* [Compito A]: Trascrivi il tratto del brano sull'acqua a Milano che va da "Mi domando cosa" fino a "Le interminabili passeggiate…).".
* [Compito B]: Secondo il brano sull'acqua a Milano, in quale luogo vive da molti anni sister Valentina?
* [Compito C]: Prosegui il brano sull'acqua a Milano, cominciando subito dopo la sua ultima frase.

* [Brano scelto]:
Ma cosa c’entra un arcipelago sperduto nell’oceano Pacifico con l’acqua a Milano? Probabilmente niente, se non fosse che oggi, uscendo dalla doccia, rifletto su una cosa che desidero condividere. Prima ancora di buttarmi addosso l’accappatoio infatti, mi chiedo com’è che si può compiere quotidianamente ed in pochi minuti un atto così insignificante come fare la doccia a Milano, con l’acqua calda al punto giusto, che toglie in pochi secondi la schiuma… quando fino a pochi giorni fa dovevo fare i conti con quella a disposizione, sempre scarsa, che quando andava bene era acqua piovana raccolta dai pluviali posti ai bordi del tetto in lamiera; quando andava male, quindi in mancanza di pioggia, più semplicemente quella salata dell’oceano, che si doveva andare a prendere con dei secchi lungo le impervie insenature delle spiagge di durissimo corallo, per giunta popolate da coccodrilli. Oltre a non sciacquare per niente, quella fredda acqua dovevo centellinarla e buttarmela addosso con il solo ausilio di una piccola caraffa.

Mi domando cosa porta una persona come sister Valentina a compiere una simile scelta di vita. Vive infatti da molti anni qui a Kiriwina, la più grande delle piccole isole Trobriand, a est della Papua Nuova Guinea. (La foto mostra una delle spiagge deserte dell’isola. Vale, do you remember? Le interminabili passeggiate…).

* [Dati da esaminare]:
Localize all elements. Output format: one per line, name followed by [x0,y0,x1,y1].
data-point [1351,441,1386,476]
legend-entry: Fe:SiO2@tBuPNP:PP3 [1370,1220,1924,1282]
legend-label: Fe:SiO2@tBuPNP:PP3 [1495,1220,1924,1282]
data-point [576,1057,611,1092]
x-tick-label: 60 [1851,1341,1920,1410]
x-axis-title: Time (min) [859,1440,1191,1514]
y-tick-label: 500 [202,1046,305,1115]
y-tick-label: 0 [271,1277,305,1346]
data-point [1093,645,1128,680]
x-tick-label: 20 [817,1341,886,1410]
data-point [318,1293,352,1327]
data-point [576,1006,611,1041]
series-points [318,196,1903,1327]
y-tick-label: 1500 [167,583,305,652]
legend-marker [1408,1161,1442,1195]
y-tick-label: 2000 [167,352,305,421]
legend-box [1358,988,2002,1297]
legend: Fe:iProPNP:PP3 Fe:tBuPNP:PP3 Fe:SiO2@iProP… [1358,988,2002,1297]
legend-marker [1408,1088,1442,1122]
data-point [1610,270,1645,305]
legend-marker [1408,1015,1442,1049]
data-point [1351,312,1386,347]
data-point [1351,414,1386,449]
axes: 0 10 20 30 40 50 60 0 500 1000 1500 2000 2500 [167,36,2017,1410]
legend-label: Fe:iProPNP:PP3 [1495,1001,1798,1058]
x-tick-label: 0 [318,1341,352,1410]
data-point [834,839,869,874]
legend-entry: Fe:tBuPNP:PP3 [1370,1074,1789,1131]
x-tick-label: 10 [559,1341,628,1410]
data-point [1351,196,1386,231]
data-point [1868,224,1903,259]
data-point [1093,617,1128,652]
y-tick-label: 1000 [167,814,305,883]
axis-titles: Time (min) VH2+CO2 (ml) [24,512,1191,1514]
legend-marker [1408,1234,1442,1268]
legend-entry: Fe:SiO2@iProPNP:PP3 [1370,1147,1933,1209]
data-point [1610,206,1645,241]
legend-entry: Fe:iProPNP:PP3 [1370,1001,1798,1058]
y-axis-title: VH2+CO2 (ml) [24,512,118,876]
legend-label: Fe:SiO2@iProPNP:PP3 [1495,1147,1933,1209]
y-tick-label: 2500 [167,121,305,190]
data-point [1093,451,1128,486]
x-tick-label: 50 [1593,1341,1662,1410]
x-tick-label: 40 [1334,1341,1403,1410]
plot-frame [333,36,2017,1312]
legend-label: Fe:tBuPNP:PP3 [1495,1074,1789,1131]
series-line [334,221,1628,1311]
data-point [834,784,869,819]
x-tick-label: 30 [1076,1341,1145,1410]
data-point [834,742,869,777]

* [Risposta A]:
Mi domando cosa porta una persona come sister Valentina a compiere una simile scelta di vita. Vive infatti da molti anni qui a Kiriwina, la più grande delle piccole isole Trobriand, a est della Papua Nuova Guinea. (La foto mostra una delle spiagge deserte dell’isola. Vale, do you remember? Le interminabili passeggiate…).

* [Risposta B]: Vive a Kiriwina, la più grande delle piccole isole Trobriand, a est della Papua Nuova Guinea.

* [Risposta C]:
Durante il lungo periodo trascorso recentemente in sua compagnia, abbiamo parlato tanto e di tante cose ma non le ho mai posto questa domanda… e, ripensandoci, non gliel’ho mai chiesto perché mi sembrava la cosa più normale del mondo che lei fosse lì. Forse la risposta sta nella passione con la quale riesce a dare conforto alle persone che tutti i giorni vengono a trovarla, più che a trovarla a consultarla, quasi sempre per problemi di carattere medico o per medicazioni di varia natura. Le famiglie, che di sera noi andavamo a visitare, nel buio totale dei villaggi fatti di bambù e foglie di banana. Gli anziani, gli ammalati ed i feriti più o meno gravi che assiste con la necessaria urgenza, ma con tanta semplicità e naturalezza. La buona parola che ha per tutti e la totale condivisione di quel poco che ha. Così, alla fine mi sembrava normale tutto quello che le vedevo fare… e anche l’acqua me la facevo andar bene così com’era. Poi, fosse solo l’acqua il problema di Kiriwina…

Tante volte mi sono chiesto cosa serve per riuscire in tutto questo… basta il dono della sua fede?

Se penso che in un paese “civile” come il nostro viene premiato chiunque, basta che sappia fotografare il malcontento di tutti gli altri… come potremmo premiare l’impegno e l’insegnamento di persone come Valentina? Sono forse due cose diverse? Può darsi, ma non riesco ad evitare questa considerazione ogni volta che incontro angeli come lei, ed in questi ultimi anni ho avuto la fortuna di incontrarne tanti.

Vivendo con loro, con la loro sconcertante umiltà e con la disarmante semplicità della gente che assistono, si cambia la visione della vita. Si impara quanto sia tutto relativo, quali siano le cose veramente gravi della vita o gli avvenimenti davvero importanti nella nostra fragile esistenza.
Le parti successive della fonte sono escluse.